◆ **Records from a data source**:

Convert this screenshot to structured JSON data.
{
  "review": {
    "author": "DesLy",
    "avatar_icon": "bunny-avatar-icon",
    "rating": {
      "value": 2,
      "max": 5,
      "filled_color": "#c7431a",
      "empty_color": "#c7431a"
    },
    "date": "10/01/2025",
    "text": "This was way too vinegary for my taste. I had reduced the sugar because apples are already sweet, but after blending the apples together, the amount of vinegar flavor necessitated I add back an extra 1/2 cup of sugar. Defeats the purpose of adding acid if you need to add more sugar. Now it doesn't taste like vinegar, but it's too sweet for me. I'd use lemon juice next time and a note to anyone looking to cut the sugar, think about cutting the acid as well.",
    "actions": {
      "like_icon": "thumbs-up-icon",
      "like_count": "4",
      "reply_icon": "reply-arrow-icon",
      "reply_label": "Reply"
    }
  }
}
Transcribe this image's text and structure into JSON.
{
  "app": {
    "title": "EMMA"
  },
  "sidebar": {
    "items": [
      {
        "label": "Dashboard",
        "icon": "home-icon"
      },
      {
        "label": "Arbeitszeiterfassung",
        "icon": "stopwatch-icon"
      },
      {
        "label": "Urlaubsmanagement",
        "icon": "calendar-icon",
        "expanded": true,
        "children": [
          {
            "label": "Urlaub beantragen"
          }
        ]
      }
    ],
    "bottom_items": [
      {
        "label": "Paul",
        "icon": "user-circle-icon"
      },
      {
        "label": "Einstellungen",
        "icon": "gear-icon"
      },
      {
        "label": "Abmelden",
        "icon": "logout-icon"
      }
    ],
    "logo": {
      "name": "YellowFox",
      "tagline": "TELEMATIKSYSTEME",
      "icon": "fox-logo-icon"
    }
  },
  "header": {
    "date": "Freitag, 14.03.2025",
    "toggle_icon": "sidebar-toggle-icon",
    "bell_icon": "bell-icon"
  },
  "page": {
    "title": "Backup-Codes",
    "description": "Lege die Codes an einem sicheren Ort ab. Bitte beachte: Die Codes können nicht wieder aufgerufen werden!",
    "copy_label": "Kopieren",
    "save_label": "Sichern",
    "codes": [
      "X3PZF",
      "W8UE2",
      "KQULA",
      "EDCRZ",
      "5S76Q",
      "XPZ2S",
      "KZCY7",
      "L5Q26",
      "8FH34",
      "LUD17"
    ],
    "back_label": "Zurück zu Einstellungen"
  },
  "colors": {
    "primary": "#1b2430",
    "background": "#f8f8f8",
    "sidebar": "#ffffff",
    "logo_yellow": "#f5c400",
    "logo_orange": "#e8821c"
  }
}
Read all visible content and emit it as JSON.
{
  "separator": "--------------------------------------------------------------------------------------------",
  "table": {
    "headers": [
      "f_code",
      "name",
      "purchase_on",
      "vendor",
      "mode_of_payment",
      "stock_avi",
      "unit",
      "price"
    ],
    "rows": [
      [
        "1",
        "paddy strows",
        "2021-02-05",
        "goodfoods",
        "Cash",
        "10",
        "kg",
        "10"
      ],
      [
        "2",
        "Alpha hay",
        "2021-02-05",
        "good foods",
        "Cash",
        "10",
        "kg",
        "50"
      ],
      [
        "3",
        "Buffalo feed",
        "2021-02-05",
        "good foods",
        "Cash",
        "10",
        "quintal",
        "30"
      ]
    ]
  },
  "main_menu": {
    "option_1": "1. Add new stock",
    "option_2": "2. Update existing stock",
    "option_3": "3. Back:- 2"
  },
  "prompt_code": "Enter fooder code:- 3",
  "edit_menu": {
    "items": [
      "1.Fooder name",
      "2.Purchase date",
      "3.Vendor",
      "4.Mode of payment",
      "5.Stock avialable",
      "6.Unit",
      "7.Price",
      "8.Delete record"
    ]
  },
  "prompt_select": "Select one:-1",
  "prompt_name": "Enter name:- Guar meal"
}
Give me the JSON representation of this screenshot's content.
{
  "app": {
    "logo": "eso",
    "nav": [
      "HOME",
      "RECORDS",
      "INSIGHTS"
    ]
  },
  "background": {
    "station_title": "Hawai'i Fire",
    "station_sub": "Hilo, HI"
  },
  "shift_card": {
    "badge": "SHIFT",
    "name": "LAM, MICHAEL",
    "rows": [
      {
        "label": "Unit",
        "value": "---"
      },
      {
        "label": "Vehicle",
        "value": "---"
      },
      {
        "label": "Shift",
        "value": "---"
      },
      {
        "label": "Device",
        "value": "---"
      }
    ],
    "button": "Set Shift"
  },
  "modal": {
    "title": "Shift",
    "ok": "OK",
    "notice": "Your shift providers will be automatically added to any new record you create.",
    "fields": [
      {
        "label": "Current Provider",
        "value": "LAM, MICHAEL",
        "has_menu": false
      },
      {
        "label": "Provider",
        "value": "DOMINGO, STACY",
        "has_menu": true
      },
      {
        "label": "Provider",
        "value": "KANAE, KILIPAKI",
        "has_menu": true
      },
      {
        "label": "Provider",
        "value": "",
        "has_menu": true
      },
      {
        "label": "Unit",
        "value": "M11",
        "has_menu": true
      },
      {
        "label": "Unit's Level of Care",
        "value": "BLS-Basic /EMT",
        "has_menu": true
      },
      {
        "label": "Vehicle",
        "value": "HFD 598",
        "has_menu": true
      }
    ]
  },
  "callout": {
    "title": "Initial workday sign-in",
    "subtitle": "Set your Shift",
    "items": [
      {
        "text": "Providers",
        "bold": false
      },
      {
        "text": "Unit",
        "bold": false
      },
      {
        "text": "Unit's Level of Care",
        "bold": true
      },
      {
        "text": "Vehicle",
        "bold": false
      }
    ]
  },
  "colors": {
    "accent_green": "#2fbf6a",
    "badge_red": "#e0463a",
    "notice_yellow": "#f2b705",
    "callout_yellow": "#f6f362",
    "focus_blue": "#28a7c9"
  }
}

◆ **Required work**:
Look through the entries above and list every line containing "sidebar".

◆ **Expected answer**:
  "sidebar": {
    "toggle_icon": "sidebar-toggle-icon",
    "sidebar": "#ffffff",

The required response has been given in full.